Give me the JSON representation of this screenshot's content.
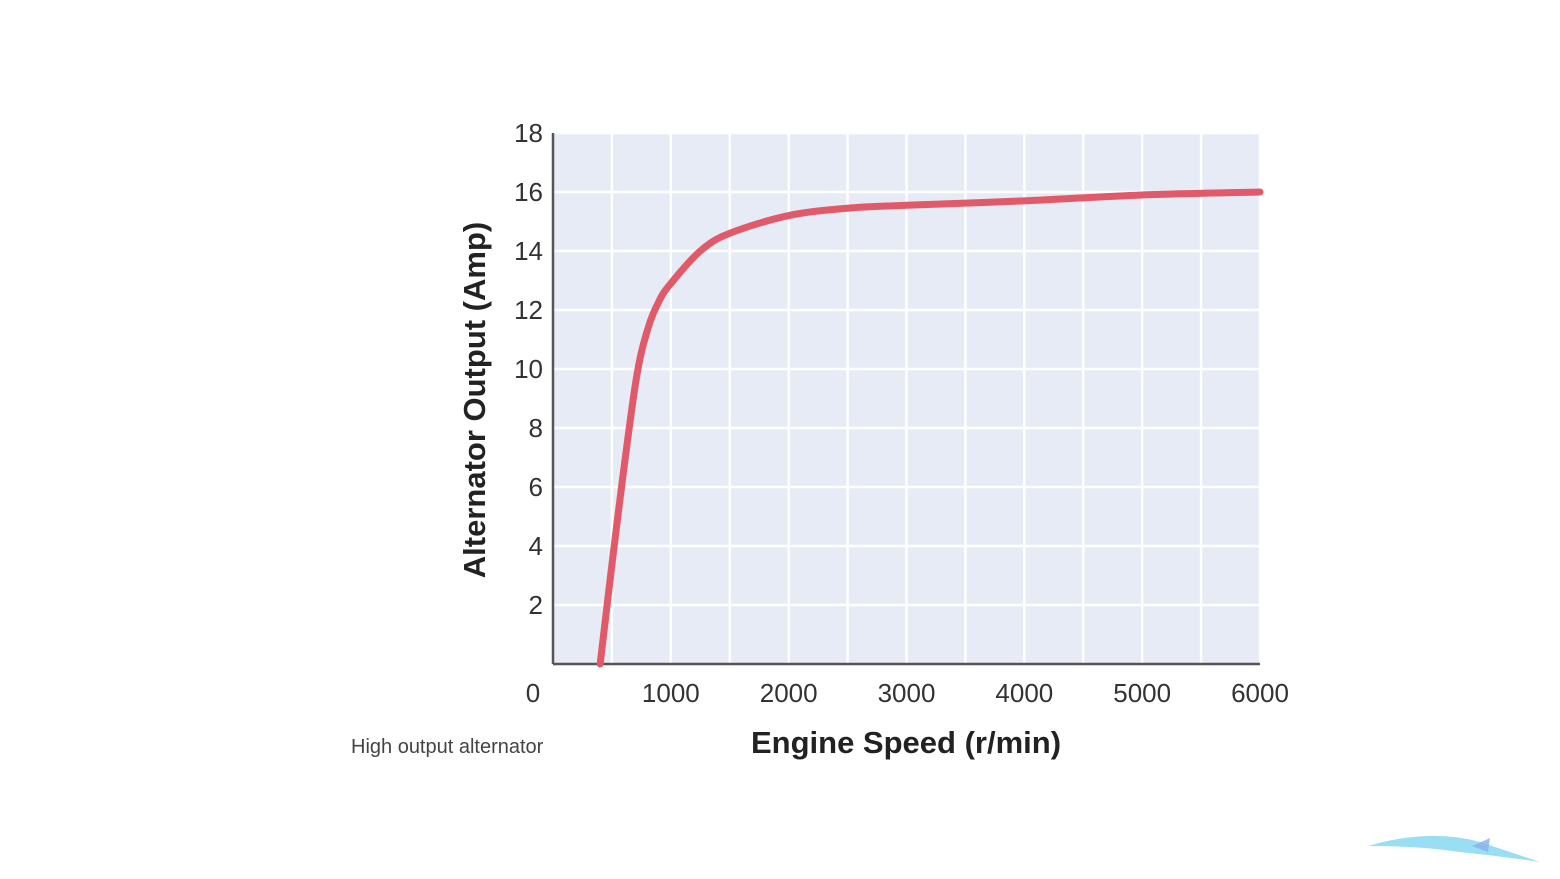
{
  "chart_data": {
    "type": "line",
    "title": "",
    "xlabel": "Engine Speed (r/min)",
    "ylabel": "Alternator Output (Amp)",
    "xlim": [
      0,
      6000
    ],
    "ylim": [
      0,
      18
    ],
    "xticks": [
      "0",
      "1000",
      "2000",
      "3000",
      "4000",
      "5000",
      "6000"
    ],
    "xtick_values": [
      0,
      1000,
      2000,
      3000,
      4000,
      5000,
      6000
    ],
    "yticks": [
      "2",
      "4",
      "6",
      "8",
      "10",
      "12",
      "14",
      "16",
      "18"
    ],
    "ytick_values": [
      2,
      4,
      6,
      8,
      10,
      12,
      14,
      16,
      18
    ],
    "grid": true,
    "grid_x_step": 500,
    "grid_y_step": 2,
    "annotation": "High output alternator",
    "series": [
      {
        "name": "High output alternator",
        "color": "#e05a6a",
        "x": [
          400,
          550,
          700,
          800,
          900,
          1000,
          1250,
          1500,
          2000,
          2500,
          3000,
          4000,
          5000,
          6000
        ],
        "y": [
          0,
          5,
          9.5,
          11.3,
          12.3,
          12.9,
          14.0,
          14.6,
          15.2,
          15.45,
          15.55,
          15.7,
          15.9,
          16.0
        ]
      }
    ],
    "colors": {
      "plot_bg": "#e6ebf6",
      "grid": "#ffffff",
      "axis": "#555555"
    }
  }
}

...

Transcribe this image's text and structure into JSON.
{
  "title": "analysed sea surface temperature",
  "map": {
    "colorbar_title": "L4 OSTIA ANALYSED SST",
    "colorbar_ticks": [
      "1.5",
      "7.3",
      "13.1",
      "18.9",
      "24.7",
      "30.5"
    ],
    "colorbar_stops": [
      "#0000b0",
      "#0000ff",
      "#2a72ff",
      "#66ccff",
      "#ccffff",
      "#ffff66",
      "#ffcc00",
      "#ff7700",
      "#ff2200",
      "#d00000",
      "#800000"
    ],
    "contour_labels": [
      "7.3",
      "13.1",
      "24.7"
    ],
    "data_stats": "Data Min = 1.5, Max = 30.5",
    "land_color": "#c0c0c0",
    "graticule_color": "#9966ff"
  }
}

■ **Given request**: From the entries above, copy every line where the word "this" shows up.

■ **Correct output**:
Give me the JSON representation of this screenshot's content.
Transcribe this image's text and structure into JSON.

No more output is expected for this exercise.